* [What is required]:
Where an image occurs, skip it and print the rest of the records verbatim.

Images of document pages with text:
__________________________________________________
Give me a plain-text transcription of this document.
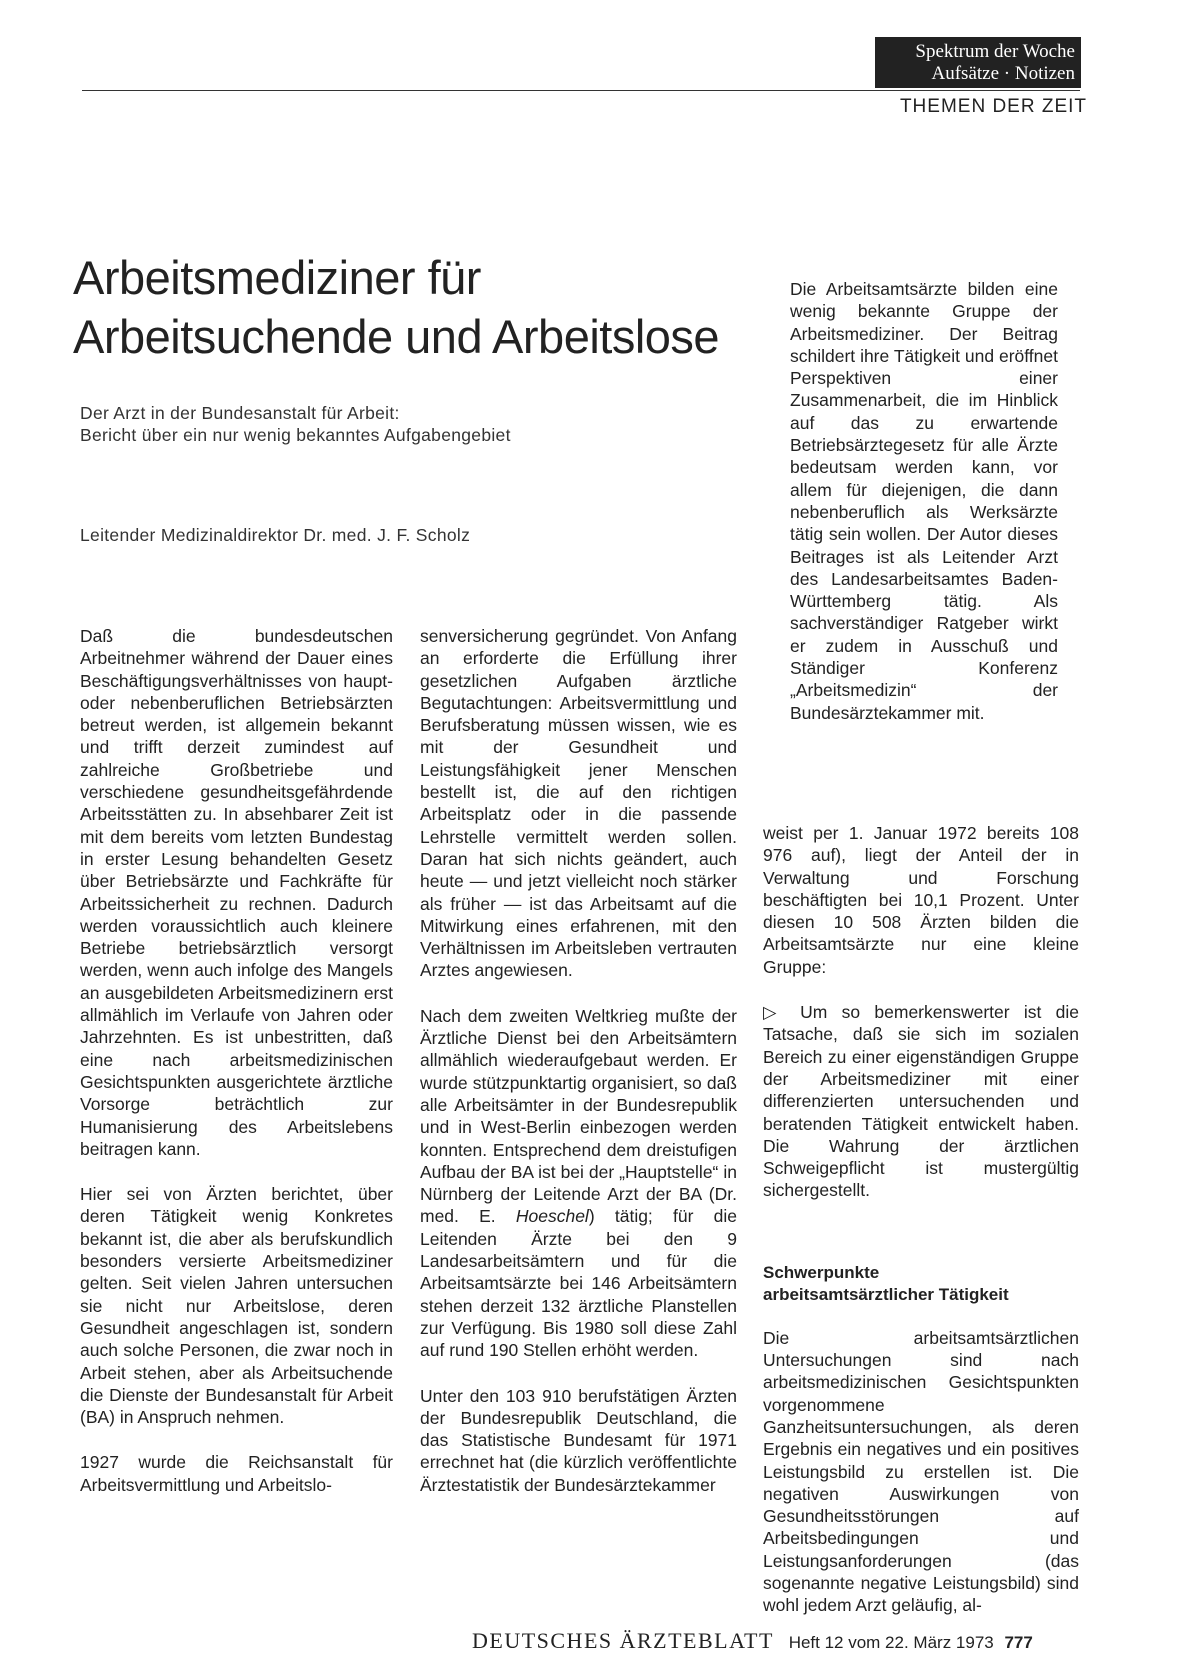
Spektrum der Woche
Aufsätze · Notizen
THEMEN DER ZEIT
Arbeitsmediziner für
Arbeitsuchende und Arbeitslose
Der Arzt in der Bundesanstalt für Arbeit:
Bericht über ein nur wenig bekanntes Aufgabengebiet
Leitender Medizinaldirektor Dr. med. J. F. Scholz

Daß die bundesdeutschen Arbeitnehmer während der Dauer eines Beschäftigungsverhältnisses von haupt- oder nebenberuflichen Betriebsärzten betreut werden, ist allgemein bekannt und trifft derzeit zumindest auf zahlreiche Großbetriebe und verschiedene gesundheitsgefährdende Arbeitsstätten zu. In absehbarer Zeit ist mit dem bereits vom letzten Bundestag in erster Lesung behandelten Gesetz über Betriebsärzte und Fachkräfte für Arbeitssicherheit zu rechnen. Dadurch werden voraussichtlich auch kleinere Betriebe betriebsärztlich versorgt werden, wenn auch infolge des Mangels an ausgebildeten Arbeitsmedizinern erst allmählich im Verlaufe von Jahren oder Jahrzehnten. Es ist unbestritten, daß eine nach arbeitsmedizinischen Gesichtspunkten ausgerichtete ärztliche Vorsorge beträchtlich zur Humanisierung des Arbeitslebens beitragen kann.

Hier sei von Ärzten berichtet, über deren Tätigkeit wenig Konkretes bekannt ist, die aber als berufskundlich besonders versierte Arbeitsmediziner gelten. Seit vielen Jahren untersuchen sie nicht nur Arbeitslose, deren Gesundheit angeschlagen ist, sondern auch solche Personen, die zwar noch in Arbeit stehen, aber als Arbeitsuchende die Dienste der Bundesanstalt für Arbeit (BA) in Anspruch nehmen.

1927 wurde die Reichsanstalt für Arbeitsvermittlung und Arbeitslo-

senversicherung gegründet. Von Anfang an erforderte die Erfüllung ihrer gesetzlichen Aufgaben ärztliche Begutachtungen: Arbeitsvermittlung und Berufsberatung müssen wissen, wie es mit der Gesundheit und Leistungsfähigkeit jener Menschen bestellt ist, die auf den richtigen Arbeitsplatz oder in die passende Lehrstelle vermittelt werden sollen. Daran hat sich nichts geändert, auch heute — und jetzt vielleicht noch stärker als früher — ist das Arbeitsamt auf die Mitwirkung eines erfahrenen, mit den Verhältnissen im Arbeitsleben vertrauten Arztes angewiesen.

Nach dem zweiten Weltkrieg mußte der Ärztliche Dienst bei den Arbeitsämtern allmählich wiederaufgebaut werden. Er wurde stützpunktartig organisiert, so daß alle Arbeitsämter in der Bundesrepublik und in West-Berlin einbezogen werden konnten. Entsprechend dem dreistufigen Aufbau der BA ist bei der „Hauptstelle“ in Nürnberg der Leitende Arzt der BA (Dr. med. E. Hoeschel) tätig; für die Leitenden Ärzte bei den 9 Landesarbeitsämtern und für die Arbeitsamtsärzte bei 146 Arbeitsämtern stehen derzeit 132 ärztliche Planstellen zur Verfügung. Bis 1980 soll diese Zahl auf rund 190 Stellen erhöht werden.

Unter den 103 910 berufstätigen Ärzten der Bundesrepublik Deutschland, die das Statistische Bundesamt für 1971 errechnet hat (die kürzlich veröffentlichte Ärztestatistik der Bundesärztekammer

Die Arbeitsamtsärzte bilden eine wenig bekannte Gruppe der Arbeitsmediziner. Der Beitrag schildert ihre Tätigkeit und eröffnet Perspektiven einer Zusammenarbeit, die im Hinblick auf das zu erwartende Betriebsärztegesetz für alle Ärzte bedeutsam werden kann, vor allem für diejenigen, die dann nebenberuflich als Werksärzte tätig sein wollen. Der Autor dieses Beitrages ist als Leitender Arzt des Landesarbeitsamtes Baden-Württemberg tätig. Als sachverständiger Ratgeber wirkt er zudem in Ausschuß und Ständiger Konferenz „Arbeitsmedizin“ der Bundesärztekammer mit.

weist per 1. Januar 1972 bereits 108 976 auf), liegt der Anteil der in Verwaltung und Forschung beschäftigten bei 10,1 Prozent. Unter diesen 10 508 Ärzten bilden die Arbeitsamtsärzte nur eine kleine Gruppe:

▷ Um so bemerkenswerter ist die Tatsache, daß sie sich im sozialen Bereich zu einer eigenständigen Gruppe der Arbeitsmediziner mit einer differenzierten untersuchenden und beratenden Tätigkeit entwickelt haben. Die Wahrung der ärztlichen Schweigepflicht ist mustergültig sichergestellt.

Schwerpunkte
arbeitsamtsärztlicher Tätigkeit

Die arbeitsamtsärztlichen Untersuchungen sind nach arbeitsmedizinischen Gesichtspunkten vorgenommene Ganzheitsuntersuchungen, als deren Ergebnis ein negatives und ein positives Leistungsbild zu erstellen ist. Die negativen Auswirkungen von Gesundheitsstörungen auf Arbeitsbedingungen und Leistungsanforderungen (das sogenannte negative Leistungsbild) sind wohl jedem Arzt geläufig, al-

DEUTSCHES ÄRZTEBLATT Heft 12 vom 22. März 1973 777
__________________________________________________
* [Exercise output]:
Give me a plain-text transcription of this document.
Spektrum der Woche
Aufsätze · Notizen
THEMEN DER ZEIT
Arbeitsmediziner für
Arbeitsuchende und Arbeitslose
Der Arzt in der Bundesanstalt für Arbeit:
Bericht über ein nur wenig bekanntes Aufgabengebiet
Leitender Medizinaldirektor Dr. med. J. F. Scholz

Daß die bundesdeutschen Arbeitnehmer während der Dauer eines Beschäftigungsverhältnisses von haupt- oder nebenberuflichen Betriebsärzten betreut werden, ist allgemein bekannt und trifft derzeit zumindest auf zahlreiche Großbetriebe und verschiedene gesundheitsgefährdende Arbeitsstätten zu. In absehbarer Zeit ist mit dem bereits vom letzten Bundestag in erster Lesung behandelten Gesetz über Betriebsärzte und Fachkräfte für Arbeitssicherheit zu rechnen. Dadurch werden voraussichtlich auch kleinere Betriebe betriebsärztlich versorgt werden, wenn auch infolge des Mangels an ausgebildeten Arbeitsmedizinern erst allmählich im Verlaufe von Jahren oder Jahrzehnten. Es ist unbestritten, daß eine nach arbeitsmedizinischen Gesichtspunkten ausgerichtete ärztliche Vorsorge beträchtlich zur Humanisierung des Arbeitslebens beitragen kann.

Hier sei von Ärzten berichtet, über deren Tätigkeit wenig Konkretes bekannt ist, die aber als berufskundlich besonders versierte Arbeitsmediziner gelten. Seit vielen Jahren untersuchen sie nicht nur Arbeitslose, deren Gesundheit angeschlagen ist, sondern auch solche Personen, die zwar noch in Arbeit stehen, aber als Arbeitsuchende die Dienste der Bundesanstalt für Arbeit (BA) in Anspruch nehmen.

1927 wurde die Reichsanstalt für Arbeitsvermittlung und Arbeitslo-

senversicherung gegründet. Von Anfang an erforderte die Erfüllung ihrer gesetzlichen Aufgaben ärztliche Begutachtungen: Arbeitsvermittlung und Berufsberatung müssen wissen, wie es mit der Gesundheit und Leistungsfähigkeit jener Menschen bestellt ist, die auf den richtigen Arbeitsplatz oder in die passende Lehrstelle vermittelt werden sollen. Daran hat sich nichts geändert, auch heute — und jetzt vielleicht noch stärker als früher — ist das Arbeitsamt auf die Mitwirkung eines erfahrenen, mit den Verhältnissen im Arbeitsleben vertrauten Arztes angewiesen.

Nach dem zweiten Weltkrieg mußte der Ärztliche Dienst bei den Arbeitsämtern allmählich wiederaufgebaut werden. Er wurde stützpunktartig organisiert, so daß alle Arbeitsämter in der Bundesrepublik und in West-Berlin einbezogen werden konnten. Entsprechend dem dreistufigen Aufbau der BA ist bei der „Hauptstelle“ in Nürnberg der Leitende Arzt der BA (Dr. med. E. Hoeschel) tätig; für die Leitenden Ärzte bei den 9 Landesarbeitsämtern und für die Arbeitsamtsärzte bei 146 Arbeitsämtern stehen derzeit 132 ärztliche Planstellen zur Verfügung. Bis 1980 soll diese Zahl auf rund 190 Stellen erhöht werden.

Unter den 103 910 berufstätigen Ärzten der Bundesrepublik Deutschland, die das Statistische Bundesamt für 1971 errechnet hat (die kürzlich veröffentlichte Ärztestatistik der Bundesärztekammer

Die Arbeitsamtsärzte bilden eine wenig bekannte Gruppe der Arbeitsmediziner. Der Beitrag schildert ihre Tätigkeit und eröffnet Perspektiven einer Zusammenarbeit, die im Hinblick auf das zu erwartende Betriebsärztegesetz für alle Ärzte bedeutsam werden kann, vor allem für diejenigen, die dann nebenberuflich als Werksärzte tätig sein wollen. Der Autor dieses Beitrages ist als Leitender Arzt des Landesarbeitsamtes Baden-Württemberg tätig. Als sachverständiger Ratgeber wirkt er zudem in Ausschuß und Ständiger Konferenz „Arbeitsmedizin“ der Bundesärztekammer mit.

weist per 1. Januar 1972 bereits 108 976 auf), liegt der Anteil der in Verwaltung und Forschung beschäftigten bei 10,1 Prozent. Unter diesen 10 508 Ärzten bilden die Arbeitsamtsärzte nur eine kleine Gruppe:

▷ Um so bemerkenswerter ist die Tatsache, daß sie sich im sozialen Bereich zu einer eigenständigen Gruppe der Arbeitsmediziner mit einer differenzierten untersuchenden und beratenden Tätigkeit entwickelt haben. Die Wahrung der ärztlichen Schweigepflicht ist mustergültig sichergestellt.

Schwerpunkte
arbeitsamtsärztlicher Tätigkeit

Die arbeitsamtsärztlichen Untersuchungen sind nach arbeitsmedizinischen Gesichtspunkten vorgenommene Ganzheitsuntersuchungen, als deren Ergebnis ein negatives und ein positives Leistungsbild zu erstellen ist. Die negativen Auswirkungen von Gesundheitsstörungen auf Arbeitsbedingungen und Leistungsanforderungen (das sogenannte negative Leistungsbild) sind wohl jedem Arzt geläufig, al-

DEUTSCHES ÄRZTEBLATT Heft 12 vom 22. März 1973 777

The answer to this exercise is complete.